** START OF Supplied information **

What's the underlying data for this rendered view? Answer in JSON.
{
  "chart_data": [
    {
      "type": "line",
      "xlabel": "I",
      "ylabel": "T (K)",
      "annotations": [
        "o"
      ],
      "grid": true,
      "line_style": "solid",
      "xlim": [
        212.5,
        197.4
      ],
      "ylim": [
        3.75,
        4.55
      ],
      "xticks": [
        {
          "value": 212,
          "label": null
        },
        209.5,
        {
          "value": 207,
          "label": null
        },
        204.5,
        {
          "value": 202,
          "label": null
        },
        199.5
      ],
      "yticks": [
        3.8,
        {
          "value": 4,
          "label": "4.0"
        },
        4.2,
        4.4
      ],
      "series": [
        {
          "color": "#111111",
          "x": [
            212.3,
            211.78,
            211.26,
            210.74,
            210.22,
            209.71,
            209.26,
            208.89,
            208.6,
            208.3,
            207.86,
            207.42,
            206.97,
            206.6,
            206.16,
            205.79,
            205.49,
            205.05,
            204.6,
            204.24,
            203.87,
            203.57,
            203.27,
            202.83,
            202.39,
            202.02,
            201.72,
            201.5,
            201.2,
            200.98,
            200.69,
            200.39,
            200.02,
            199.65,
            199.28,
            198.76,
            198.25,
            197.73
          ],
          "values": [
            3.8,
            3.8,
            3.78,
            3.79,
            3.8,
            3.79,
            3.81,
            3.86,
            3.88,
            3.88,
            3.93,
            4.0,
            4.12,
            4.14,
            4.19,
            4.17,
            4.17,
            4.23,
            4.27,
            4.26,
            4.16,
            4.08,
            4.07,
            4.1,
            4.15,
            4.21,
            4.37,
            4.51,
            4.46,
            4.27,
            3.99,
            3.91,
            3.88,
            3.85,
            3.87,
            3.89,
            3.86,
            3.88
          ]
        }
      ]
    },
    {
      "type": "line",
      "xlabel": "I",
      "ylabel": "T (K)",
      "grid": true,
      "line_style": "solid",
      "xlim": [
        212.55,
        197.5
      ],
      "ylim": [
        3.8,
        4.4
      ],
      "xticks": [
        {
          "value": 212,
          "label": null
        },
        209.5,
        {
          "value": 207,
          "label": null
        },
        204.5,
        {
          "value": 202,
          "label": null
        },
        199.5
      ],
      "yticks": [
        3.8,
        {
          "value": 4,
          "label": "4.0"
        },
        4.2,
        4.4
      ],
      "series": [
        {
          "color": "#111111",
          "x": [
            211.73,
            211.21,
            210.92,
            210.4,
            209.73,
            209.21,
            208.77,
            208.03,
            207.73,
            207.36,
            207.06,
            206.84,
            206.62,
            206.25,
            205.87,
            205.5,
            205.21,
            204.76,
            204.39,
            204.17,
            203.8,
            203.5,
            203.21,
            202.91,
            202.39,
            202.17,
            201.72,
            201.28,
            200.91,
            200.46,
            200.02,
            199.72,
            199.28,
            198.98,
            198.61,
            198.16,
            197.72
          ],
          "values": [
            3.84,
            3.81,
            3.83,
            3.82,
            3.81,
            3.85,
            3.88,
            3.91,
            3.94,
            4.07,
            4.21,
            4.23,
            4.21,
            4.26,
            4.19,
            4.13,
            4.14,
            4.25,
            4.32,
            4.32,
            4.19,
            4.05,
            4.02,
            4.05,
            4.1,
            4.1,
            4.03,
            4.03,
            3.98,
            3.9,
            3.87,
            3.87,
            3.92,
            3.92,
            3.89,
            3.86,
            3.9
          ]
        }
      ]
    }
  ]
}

** END OF Supplied information **

(What you are asked to do)
Return all the data above once more, precisely as given.

(Answer to the problem)
What's the underlying data for this rendered view? Answer in JSON.
{
  "chart_data": [
    {
      "type": "line",
      "xlabel": "I",
      "ylabel": "T (K)",
      "annotations": [
        "o"
      ],
      "grid": true,
      "line_style": "solid",
      "xlim": [
        212.5,
        197.4
      ],
      "ylim": [
        3.75,
        4.55
      ],
      "xticks": [
        {
          "value": 212,
          "label": null
        },
        209.5,
        {
          "value": 207,
          "label": null
        },
        204.5,
        {
          "value": 202,
          "label": null
        },
        199.5
      ],
      "yticks": [
        3.8,
        {
          "value": 4,
          "label": "4.0"
        },
        4.2,
        4.4
      ],
      "series": [
        {
          "color": "#111111",
          "x": [
            212.3,
            211.78,
            211.26,
            210.74,
            210.22,
            209.71,
            209.26,
            208.89,
            208.6,
            208.3,
            207.86,
            207.42,
            206.97,
            206.6,
            206.16,
            205.79,
            205.49,
            205.05,
            204.6,
            204.24,
            203.87,
            203.57,
            203.27,
            202.83,
            202.39,
            202.02,
            201.72,
            201.5,
            201.2,
            200.98,
            200.69,
            200.39,
            200.02,
            199.65,
            199.28,
            198.76,
            198.25,
            197.73
          ],
          "values": [
            3.8,
            3.8,
            3.78,
            3.79,
            3.8,
            3.79,
            3.81,
            3.86,
            3.88,
            3.88,
            3.93,
            4.0,
            4.12,
            4.14,
            4.19,
            4.17,
            4.17,
            4.23,
            4.27,
            4.26,
            4.16,
            4.08,
            4.07,
            4.1,
            4.15,
            4.21,
            4.37,
            4.51,
            4.46,
            4.27,
            3.99,
            3.91,
            3.88,
            3.85,
            3.87,
            3.89,
            3.86,
            3.88
          ]
        }
      ]
    },
    {
      "type": "line",
      "xlabel": "I",
      "ylabel": "T (K)",
      "grid": true,
      "line_style": "solid",
      "xlim": [
        212.55,
        197.5
      ],
      "ylim": [
        3.8,
        4.4
      ],
      "xticks": [
        {
          "value": 212,
          "label": null
        },
        209.5,
        {
          "value": 207,
          "label": null
        },
        204.5,
        {
          "value": 202,
          "label": null
        },
        199.5
      ],
      "yticks": [
        3.8,
        {
          "value": 4,
          "label": "4.0"
        },
        4.2,
        4.4
      ],
      "series": [
        {
          "color": "#111111",
          "x": [
            211.73,
            211.21,
            210.92,
            210.4,
            209.73,
            209.21,
            208.77,
            208.03,
            207.73,
            207.36,
            207.06,
            206.84,
            206.62,
            206.25,
            205.87,
            205.5,
            205.21,
            204.76,
            204.39,
            204.17,
            203.8,
            203.5,
            203.21,
            202.91,
            202.39,
            202.17,
            201.72,
            201.28,
            200.91,
            200.46,
            200.02,
            199.72,
            199.28,
            198.98,
            198.61,
            198.16,
            197.72
          ],
          "values": [
            3.84,
            3.81,
            3.83,
            3.82,
            3.81,
            3.85,
            3.88,
            3.91,
            3.94,
            4.07,
            4.21,
            4.23,
            4.21,
            4.26,
            4.19,
            4.13,
            4.14,
            4.25,
            4.32,
            4.32,
            4.19,
            4.05,
            4.02,
            4.05,
            4.1,
            4.1,
            4.03,
            4.03,
            3.98,
            3.9,
            3.87,
            3.87,
            3.92,
            3.92,
            3.89,
            3.86,
            3.9
          ]
        }
      ]
    }
  ]
}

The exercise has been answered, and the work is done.